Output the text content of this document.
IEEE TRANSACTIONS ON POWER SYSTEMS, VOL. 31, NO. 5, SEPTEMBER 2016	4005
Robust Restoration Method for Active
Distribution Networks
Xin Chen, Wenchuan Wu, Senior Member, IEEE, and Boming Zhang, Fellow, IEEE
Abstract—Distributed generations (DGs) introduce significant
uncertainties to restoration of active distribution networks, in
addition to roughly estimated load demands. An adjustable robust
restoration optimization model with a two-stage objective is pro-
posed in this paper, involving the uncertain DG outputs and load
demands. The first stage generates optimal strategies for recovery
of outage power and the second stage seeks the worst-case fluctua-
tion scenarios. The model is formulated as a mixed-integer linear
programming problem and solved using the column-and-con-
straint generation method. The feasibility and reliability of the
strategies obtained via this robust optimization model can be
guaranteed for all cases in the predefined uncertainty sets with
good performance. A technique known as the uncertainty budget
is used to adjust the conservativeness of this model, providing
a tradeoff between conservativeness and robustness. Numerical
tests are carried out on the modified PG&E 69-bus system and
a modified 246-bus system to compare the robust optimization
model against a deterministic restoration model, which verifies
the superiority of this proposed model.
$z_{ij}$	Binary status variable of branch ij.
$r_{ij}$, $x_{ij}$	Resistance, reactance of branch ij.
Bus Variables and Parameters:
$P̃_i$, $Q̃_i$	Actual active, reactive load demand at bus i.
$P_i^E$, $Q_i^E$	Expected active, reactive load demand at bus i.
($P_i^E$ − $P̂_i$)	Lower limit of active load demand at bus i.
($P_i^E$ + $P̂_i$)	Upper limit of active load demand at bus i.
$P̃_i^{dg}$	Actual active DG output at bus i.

What is being asked: Check each line of the data above for the string "this" and report only how many lines have it.

Full solution: 5